» WHAT IS ASKED:
Quote the entries in full, character for character, without their images.

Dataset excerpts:
[BEGIN]

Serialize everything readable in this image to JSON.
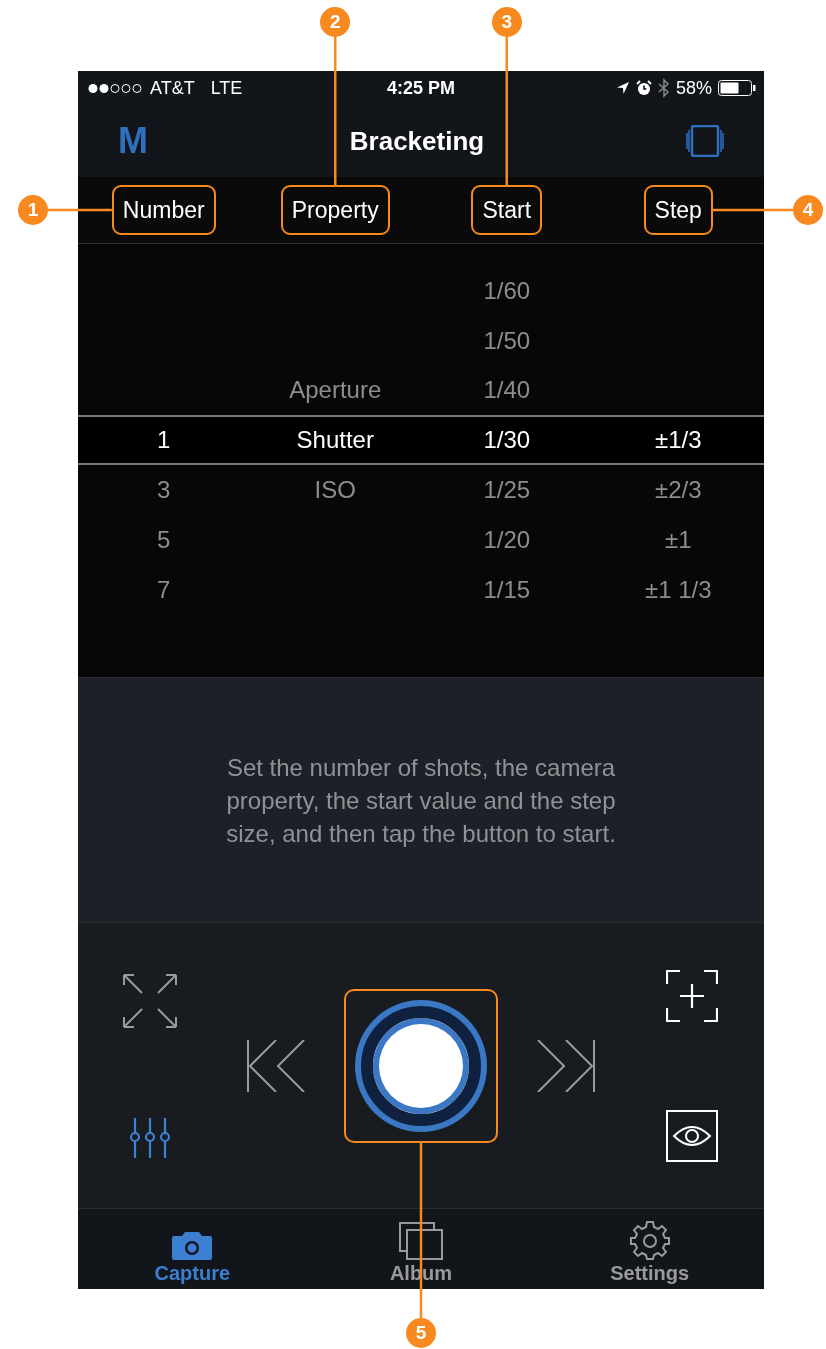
{
  "status_bar": {
    "carrier": "AT&T",
    "network": "LTE",
    "time": "4:25 PM",
    "battery": "58%"
  },
  "nav": {
    "mode": "M",
    "title": "Bracketing"
  },
  "columns": [
    {
      "label": "Number",
      "callout": "1"
    },
    {
      "label": "Property",
      "callout": "2"
    },
    {
      "label": "Start",
      "callout": "3"
    },
    {
      "label": "Step",
      "callout": "4"
    }
  ],
  "rows": [
    {
      "start": "1/60",
      "selected": false
    },
    {
      "start": "1/50",
      "selected": false
    },
    {
      "property": "Aperture",
      "start": "1/40",
      "selected": false
    },
    {
      "number": "1",
      "property": "Shutter",
      "start": "1/30",
      "step": "±1/3",
      "selected": true
    },
    {
      "number": "3",
      "property": "ISO",
      "start": "1/25",
      "step": "±2/3",
      "selected": false
    },
    {
      "number": "5",
      "start": "1/20",
      "step": "±1",
      "selected": false
    },
    {
      "number": "7",
      "start": "1/15",
      "step": "±1 1/3",
      "selected": false
    }
  ],
  "description": "Set the number of shots, the camera property, the start value and the step size, and then tap the button to start.",
  "shutter": {
    "callout": "5"
  },
  "tabs": [
    {
      "label": "Capture",
      "selected": true
    },
    {
      "label": "Album",
      "selected": false
    },
    {
      "label": "Settings",
      "selected": false
    }
  ]
}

[END]

» THE REPLY:
Serialize everything readable in this image to JSON.
{
  "status_bar": {
    "carrier": "AT&T",
    "network": "LTE",
    "time": "4:25 PM",
    "battery": "58%"
  },
  "nav": {
    "mode": "M",
    "title": "Bracketing"
  },
  "columns": [
    {
      "label": "Number",
      "callout": "1"
    },
    {
      "label": "Property",
      "callout": "2"
    },
    {
      "label": "Start",
      "callout": "3"
    },
    {
      "label": "Step",
      "callout": "4"
    }
  ],
  "rows": [
    {
      "start": "1/60",
      "selected": false
    },
    {
      "start": "1/50",
      "selected": false
    },
    {
      "property": "Aperture",
      "start": "1/40",
      "selected": false
    },
    {
      "number": "1",
      "property": "Shutter",
      "start": "1/30",
      "step": "±1/3",
      "selected": true
    },
    {
      "number": "3",
      "property": "ISO",
      "start": "1/25",
      "step": "±2/3",
      "selected": false
    },
    {
      "number": "5",
      "start": "1/20",
      "step": "±1",
      "selected": false
    },
    {
      "number": "7",
      "start": "1/15",
      "step": "±1 1/3",
      "selected": false
    }
  ],
  "description": "Set the number of shots, the camera property, the start value and the step size, and then tap the button to start.",
  "shutter": {
    "callout": "5"
  },
  "tabs": [
    {
      "label": "Capture",
      "selected": true
    },
    {
      "label": "Album",
      "selected": false
    },
    {
      "label": "Settings",
      "selected": false
    }
  ]
}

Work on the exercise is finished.